• EXERCISE OBJECTIVE: Gather, from the listing beneath this task, every line holding the string "buckets".

• EXTRACTED MATERIAL:
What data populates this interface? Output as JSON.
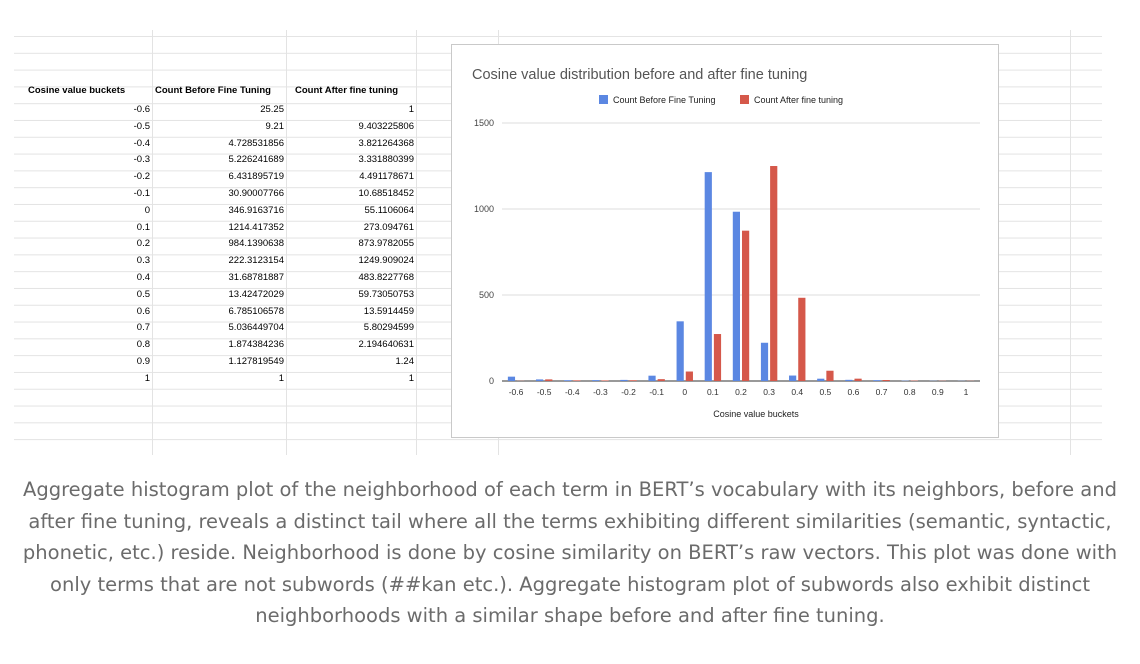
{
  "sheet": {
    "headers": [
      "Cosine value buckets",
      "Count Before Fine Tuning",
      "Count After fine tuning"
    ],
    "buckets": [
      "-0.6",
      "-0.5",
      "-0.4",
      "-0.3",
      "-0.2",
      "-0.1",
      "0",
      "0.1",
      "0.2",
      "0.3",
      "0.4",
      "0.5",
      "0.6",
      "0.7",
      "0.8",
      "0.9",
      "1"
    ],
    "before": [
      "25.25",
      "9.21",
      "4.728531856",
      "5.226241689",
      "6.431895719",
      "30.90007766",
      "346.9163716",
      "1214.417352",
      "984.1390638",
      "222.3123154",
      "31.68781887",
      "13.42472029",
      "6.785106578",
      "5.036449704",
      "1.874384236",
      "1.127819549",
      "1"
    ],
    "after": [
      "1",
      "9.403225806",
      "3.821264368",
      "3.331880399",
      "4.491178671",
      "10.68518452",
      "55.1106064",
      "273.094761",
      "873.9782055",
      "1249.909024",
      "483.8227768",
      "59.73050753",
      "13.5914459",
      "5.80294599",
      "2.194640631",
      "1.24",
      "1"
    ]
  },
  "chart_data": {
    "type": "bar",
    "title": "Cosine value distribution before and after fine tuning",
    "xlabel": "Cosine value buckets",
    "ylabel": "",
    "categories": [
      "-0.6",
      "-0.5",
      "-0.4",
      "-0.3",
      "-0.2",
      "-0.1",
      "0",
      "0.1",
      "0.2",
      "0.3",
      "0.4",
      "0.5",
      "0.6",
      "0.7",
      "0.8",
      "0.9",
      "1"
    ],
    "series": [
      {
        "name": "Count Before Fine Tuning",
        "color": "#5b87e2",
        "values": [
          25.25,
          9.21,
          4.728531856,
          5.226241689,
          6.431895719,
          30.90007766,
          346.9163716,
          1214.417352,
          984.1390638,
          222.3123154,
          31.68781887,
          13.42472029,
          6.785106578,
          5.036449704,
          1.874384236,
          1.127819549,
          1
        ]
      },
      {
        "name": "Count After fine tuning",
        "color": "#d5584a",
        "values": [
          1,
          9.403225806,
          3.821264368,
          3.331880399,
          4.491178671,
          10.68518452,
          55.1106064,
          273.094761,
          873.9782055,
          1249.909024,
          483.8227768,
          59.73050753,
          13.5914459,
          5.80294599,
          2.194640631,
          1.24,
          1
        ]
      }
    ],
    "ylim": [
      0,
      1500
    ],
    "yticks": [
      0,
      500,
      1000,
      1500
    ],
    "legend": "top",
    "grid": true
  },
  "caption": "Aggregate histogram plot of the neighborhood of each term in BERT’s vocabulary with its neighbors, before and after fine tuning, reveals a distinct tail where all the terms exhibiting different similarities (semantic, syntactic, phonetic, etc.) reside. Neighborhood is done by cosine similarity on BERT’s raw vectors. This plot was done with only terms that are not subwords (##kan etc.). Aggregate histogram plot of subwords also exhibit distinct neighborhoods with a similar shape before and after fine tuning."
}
--
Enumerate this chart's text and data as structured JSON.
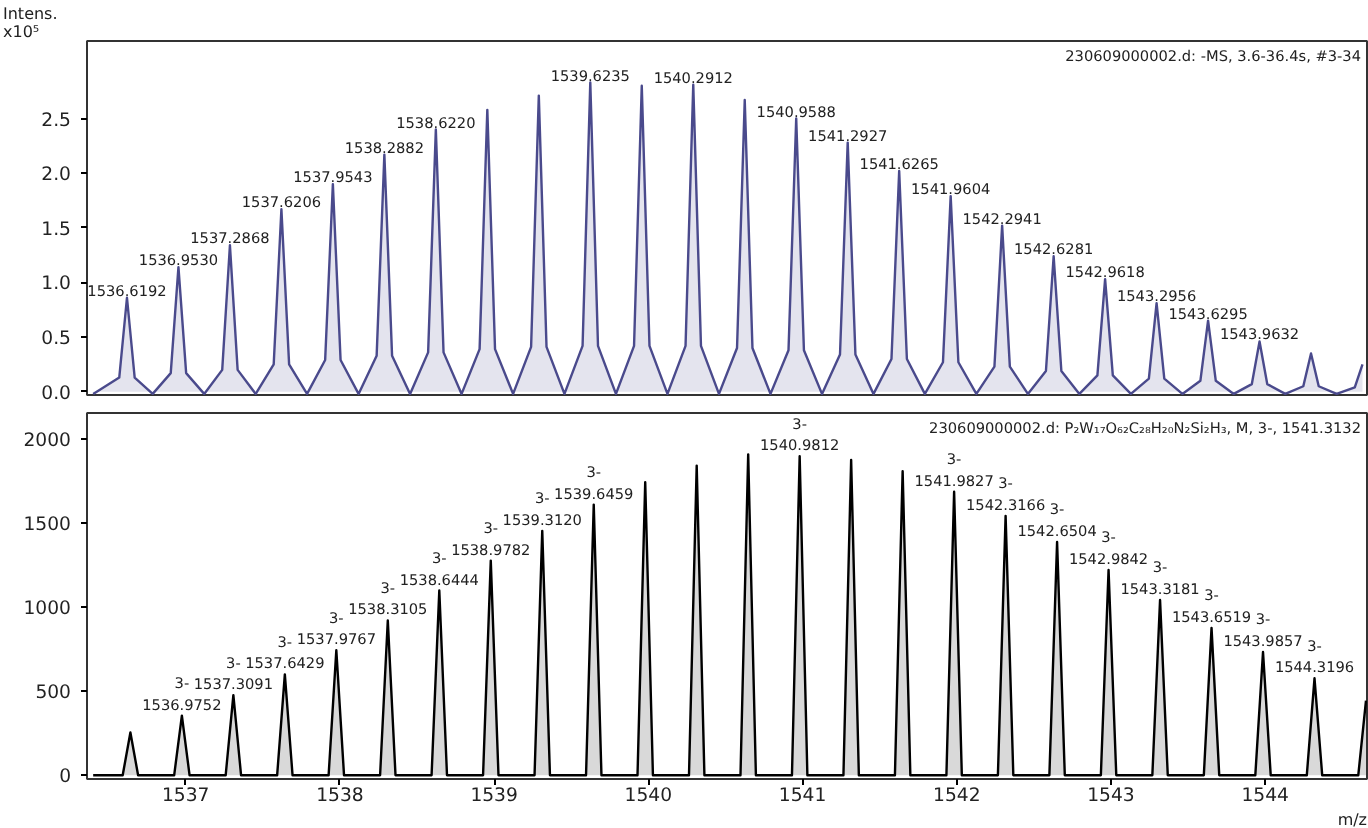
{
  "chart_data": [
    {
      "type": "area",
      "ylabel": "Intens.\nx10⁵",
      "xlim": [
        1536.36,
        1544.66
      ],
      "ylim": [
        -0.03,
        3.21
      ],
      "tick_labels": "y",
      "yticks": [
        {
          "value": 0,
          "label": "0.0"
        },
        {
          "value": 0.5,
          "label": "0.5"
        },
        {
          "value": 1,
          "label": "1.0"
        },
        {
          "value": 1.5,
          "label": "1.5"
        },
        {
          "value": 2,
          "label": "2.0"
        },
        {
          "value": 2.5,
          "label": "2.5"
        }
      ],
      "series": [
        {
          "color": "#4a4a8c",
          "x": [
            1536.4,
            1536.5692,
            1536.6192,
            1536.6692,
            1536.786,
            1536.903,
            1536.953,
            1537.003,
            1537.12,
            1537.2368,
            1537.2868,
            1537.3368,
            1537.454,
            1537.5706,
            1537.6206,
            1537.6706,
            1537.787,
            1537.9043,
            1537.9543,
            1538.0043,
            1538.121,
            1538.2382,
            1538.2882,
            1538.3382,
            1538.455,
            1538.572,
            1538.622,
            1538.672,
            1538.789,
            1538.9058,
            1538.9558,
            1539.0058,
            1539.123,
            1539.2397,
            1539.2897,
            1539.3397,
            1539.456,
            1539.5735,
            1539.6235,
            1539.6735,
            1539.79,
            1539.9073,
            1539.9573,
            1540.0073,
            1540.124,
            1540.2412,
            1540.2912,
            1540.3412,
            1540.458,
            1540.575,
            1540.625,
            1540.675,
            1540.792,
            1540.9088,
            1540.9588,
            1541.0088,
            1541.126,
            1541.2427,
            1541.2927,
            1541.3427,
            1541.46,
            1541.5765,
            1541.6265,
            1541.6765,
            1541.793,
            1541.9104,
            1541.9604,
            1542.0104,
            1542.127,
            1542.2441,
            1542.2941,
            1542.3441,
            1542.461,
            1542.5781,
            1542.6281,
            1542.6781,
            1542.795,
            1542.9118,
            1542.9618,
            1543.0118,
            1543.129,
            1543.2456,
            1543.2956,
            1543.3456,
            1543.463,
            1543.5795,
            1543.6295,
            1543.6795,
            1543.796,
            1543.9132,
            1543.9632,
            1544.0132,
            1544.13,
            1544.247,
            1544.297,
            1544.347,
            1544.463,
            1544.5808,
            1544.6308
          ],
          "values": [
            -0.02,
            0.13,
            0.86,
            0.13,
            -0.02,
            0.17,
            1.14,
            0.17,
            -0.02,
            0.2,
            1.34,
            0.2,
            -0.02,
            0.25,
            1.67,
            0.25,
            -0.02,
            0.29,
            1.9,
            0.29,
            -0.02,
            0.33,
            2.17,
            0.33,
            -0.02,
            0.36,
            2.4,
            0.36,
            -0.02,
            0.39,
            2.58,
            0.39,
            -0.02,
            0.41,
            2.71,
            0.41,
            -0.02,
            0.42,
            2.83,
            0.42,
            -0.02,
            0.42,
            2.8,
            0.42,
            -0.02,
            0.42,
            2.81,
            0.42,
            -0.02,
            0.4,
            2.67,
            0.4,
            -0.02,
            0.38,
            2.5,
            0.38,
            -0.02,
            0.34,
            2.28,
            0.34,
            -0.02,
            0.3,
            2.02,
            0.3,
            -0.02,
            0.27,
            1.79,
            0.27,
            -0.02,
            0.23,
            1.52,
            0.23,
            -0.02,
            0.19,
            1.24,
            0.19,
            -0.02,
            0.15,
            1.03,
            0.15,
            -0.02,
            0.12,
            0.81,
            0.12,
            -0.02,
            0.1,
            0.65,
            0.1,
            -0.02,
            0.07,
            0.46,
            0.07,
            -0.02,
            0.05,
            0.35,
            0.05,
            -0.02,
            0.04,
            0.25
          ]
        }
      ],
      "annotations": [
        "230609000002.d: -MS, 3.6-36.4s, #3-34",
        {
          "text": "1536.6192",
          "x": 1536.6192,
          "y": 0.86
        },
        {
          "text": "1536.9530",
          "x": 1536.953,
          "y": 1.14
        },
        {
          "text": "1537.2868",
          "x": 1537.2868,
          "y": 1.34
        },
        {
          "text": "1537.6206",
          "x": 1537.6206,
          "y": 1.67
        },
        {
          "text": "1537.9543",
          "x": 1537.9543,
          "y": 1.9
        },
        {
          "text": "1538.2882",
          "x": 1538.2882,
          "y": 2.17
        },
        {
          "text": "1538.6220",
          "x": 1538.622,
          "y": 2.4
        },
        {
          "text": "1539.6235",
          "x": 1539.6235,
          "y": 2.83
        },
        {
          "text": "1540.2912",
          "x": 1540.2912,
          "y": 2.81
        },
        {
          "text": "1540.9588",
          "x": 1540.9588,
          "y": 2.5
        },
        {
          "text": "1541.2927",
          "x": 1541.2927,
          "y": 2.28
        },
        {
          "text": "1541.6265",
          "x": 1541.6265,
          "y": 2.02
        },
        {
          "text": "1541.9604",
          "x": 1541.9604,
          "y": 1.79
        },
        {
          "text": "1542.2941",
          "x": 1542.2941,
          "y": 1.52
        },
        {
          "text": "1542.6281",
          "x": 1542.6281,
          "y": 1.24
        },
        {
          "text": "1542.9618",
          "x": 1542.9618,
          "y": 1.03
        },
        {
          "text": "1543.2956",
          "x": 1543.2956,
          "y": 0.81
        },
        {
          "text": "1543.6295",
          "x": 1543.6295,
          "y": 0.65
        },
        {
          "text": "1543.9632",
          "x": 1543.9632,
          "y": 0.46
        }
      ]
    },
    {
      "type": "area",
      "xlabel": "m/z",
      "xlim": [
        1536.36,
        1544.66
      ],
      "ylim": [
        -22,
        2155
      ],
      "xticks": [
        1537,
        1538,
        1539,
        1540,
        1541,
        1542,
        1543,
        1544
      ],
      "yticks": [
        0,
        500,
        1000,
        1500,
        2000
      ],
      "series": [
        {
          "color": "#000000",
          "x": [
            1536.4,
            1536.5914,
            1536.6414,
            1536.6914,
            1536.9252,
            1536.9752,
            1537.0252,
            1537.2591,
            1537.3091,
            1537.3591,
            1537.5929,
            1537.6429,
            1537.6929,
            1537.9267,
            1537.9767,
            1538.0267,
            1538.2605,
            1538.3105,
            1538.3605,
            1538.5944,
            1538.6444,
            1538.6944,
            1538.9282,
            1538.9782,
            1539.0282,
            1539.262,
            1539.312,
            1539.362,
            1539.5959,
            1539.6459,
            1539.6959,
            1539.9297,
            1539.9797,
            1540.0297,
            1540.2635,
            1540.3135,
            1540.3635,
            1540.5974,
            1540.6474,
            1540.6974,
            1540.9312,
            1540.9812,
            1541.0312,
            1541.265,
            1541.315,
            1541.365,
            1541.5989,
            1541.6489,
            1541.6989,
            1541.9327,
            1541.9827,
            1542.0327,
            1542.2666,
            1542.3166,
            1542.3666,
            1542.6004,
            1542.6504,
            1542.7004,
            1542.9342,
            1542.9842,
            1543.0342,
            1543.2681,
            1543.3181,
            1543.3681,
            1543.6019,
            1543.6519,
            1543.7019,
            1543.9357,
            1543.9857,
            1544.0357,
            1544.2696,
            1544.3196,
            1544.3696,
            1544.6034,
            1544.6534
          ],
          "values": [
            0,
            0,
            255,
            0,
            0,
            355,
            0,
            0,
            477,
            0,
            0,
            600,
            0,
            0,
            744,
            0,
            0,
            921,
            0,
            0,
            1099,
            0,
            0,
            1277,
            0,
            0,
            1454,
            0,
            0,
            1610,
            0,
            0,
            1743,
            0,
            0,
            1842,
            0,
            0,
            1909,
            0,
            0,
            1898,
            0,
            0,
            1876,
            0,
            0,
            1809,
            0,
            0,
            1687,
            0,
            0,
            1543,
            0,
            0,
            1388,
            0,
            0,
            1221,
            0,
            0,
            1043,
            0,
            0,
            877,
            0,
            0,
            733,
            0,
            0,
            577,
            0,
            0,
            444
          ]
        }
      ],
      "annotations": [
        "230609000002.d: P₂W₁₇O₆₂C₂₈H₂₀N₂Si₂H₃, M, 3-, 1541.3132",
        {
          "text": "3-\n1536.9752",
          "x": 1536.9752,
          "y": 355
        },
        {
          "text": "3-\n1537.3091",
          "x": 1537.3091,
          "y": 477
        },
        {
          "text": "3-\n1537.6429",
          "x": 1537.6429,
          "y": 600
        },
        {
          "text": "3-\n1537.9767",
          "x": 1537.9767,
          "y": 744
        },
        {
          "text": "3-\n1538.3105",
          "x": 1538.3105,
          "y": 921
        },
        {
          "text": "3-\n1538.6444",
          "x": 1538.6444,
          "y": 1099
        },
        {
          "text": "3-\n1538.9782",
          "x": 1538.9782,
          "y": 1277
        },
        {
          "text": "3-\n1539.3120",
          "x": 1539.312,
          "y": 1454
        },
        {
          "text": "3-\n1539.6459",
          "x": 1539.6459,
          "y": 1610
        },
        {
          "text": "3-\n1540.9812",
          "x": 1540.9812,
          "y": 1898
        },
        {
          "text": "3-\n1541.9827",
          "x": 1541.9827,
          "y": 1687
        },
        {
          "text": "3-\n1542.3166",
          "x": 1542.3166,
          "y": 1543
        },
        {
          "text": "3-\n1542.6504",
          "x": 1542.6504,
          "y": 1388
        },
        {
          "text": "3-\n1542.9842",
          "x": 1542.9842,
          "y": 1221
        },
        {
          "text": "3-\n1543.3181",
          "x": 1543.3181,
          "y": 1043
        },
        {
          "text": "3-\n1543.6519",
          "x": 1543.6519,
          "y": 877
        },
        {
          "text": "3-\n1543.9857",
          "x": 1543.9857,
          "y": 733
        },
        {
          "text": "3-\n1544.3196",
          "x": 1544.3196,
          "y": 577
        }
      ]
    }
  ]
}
...
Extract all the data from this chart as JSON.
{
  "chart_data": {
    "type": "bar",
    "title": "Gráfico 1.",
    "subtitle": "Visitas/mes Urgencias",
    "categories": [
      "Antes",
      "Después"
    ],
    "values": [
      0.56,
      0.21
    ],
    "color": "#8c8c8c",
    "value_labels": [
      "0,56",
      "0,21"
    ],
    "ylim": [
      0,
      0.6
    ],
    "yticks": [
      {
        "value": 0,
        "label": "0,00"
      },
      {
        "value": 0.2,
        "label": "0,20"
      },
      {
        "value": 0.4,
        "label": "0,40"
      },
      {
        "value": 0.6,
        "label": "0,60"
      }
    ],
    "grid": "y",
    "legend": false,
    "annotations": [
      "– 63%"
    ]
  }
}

• COMPLETE ANSWER:
      "Cosine value buckets",
    "buckets": [
    "xlabel": "Cosine value buckets",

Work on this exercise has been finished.